• [Exercise objective]
Pull each line holding "поселок" out of the entries below.

• [Record excerpts]
**********

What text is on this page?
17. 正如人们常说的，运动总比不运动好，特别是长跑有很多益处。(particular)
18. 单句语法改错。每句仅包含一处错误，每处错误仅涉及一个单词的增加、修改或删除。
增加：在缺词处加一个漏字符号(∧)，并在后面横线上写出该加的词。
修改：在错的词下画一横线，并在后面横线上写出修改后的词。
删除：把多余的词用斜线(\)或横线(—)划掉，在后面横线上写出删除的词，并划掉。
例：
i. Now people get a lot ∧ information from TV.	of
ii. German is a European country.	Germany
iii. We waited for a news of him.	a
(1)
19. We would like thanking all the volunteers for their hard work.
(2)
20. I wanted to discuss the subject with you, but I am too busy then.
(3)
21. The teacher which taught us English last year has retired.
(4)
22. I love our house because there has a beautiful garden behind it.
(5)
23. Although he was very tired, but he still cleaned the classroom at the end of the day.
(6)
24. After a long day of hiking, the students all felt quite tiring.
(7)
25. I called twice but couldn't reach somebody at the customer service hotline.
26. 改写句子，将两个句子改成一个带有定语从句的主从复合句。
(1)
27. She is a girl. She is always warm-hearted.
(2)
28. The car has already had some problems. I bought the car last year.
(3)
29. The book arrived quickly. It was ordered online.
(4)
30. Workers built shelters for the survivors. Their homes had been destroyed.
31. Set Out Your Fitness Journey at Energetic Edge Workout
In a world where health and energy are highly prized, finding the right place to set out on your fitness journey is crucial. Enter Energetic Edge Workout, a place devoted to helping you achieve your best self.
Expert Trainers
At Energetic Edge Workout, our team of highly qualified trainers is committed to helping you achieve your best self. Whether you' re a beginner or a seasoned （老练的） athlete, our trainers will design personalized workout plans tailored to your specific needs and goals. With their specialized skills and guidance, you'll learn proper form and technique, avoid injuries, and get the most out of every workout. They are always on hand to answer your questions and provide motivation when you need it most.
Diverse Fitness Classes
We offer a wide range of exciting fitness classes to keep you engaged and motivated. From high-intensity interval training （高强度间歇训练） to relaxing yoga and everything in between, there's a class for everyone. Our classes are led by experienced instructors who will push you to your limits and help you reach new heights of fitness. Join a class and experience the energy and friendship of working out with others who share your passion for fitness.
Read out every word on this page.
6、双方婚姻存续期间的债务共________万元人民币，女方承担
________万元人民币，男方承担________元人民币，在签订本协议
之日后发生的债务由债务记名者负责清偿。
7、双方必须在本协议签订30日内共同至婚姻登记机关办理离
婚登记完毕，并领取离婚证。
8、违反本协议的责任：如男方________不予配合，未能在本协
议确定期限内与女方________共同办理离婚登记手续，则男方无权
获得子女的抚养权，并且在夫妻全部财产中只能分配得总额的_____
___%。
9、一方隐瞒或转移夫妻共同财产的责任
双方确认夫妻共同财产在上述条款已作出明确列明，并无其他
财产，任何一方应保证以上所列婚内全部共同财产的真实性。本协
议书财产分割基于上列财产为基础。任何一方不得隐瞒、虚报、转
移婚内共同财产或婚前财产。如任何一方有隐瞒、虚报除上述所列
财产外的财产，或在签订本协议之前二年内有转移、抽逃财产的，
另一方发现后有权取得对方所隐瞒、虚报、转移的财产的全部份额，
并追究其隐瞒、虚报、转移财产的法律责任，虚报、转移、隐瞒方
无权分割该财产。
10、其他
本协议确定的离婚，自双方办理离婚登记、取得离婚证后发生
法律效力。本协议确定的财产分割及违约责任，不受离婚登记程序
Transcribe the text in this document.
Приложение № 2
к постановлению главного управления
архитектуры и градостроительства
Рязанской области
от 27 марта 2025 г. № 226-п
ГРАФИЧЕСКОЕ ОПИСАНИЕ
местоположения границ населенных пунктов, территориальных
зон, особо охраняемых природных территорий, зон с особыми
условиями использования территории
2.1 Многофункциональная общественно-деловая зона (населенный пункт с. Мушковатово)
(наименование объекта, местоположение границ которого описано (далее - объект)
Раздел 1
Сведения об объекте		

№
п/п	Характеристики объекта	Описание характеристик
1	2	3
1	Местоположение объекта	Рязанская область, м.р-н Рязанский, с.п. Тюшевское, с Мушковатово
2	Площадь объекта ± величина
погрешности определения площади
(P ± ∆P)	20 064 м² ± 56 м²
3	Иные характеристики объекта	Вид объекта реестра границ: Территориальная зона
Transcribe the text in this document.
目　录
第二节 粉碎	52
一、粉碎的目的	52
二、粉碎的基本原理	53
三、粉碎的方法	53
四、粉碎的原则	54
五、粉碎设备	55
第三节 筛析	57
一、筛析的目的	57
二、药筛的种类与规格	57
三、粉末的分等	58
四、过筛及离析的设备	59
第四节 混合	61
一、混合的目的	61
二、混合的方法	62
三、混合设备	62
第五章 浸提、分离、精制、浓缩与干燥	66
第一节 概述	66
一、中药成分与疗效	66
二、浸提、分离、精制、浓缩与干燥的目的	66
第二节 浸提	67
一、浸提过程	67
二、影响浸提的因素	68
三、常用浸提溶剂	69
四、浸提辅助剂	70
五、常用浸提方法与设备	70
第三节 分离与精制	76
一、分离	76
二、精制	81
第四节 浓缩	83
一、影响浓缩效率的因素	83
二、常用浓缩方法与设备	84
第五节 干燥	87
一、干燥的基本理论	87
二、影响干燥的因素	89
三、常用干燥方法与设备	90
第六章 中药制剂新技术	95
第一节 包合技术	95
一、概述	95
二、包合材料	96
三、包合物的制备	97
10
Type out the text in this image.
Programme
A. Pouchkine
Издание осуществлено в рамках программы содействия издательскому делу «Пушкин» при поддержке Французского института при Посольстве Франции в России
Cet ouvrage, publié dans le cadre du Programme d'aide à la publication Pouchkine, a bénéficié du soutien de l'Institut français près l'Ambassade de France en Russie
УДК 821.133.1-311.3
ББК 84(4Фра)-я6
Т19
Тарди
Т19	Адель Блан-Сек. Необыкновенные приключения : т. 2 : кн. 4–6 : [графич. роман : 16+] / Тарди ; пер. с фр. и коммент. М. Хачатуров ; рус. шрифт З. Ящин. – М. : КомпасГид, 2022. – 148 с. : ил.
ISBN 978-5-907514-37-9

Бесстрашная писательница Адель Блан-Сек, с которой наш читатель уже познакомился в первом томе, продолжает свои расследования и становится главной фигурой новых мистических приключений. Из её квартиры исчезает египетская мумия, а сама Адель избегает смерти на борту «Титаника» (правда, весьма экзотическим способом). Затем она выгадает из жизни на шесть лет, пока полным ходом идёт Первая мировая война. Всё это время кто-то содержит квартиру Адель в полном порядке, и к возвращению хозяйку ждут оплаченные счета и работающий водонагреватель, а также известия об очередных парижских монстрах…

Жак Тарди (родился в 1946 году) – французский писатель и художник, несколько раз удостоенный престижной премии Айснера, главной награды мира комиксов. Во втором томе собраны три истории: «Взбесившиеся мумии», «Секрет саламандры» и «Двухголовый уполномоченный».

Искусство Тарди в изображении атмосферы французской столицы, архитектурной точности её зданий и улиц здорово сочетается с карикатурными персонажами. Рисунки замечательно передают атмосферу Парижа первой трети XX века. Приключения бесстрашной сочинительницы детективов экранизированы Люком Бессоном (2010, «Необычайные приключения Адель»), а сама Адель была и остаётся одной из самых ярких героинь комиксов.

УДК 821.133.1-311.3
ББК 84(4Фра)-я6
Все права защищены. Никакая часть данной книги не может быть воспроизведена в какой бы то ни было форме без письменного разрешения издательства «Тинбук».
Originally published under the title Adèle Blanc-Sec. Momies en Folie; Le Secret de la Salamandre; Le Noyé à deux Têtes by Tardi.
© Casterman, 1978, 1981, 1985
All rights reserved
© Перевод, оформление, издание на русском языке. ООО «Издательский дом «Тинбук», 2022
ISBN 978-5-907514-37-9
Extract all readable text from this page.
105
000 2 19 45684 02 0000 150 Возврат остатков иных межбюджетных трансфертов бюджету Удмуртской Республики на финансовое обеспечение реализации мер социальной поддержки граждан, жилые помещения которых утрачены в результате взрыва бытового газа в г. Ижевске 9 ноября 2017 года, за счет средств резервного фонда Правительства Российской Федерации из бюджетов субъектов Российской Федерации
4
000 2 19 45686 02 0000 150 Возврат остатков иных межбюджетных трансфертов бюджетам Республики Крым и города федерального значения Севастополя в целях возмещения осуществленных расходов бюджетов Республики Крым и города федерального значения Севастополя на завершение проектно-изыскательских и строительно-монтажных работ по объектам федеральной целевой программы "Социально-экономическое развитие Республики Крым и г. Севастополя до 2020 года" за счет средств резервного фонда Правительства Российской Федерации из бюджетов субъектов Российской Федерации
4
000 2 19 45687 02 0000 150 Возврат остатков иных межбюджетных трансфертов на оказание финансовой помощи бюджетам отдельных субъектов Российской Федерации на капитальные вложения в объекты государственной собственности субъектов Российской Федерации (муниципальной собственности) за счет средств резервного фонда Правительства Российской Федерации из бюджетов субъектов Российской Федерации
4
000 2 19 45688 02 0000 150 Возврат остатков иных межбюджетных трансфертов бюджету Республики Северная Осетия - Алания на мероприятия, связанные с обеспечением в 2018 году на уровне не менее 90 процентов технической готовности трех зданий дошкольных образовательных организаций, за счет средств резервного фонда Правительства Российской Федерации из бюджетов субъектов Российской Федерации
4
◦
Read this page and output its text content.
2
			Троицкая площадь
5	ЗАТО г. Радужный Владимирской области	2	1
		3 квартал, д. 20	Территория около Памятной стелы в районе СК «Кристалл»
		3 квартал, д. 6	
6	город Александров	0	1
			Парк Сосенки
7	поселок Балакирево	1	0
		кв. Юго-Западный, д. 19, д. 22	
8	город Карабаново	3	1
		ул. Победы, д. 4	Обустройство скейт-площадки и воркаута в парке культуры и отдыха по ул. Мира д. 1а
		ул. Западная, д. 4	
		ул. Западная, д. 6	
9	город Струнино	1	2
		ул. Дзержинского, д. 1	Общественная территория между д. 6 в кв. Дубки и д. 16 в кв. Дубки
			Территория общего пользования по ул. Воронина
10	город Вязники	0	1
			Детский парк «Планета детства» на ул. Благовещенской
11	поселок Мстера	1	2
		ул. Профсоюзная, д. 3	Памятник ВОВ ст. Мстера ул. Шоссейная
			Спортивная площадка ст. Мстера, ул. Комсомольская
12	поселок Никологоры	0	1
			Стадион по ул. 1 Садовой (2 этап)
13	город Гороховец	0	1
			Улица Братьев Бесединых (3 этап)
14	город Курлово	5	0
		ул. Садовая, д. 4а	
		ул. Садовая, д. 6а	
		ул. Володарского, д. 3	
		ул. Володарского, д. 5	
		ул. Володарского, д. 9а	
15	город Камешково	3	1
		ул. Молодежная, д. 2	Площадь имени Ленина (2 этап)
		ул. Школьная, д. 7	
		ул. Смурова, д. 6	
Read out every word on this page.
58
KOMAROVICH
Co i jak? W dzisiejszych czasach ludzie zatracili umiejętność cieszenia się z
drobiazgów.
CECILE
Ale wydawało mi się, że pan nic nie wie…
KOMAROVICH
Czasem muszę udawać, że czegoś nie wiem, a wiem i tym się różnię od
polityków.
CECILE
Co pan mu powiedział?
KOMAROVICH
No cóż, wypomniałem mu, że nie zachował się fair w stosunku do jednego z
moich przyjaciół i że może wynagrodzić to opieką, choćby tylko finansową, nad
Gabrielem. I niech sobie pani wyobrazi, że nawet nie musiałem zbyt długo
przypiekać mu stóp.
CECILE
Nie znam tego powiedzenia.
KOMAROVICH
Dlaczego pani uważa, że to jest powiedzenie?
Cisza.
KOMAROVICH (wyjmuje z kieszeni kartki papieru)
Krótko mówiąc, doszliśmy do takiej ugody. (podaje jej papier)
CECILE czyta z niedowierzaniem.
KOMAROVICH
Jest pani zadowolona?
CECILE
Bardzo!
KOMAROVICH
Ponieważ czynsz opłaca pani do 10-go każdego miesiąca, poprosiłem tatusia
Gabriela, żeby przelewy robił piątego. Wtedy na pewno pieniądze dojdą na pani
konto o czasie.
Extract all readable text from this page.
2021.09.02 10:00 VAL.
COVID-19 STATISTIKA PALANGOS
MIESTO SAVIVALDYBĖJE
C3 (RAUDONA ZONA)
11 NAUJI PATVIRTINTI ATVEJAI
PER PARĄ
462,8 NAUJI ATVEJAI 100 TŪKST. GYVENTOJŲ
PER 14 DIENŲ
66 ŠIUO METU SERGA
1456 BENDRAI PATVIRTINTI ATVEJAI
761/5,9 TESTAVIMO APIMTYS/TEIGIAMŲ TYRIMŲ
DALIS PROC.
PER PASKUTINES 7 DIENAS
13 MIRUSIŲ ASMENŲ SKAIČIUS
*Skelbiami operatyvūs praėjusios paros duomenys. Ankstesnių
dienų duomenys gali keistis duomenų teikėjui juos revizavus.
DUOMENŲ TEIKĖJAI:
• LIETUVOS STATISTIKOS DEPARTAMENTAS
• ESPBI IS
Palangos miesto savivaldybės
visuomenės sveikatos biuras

**********

• [Response to this exercise]
7	поселок Балакирево	1	0
11	поселок Мстера	1	2
12	поселок Никологоры	0	1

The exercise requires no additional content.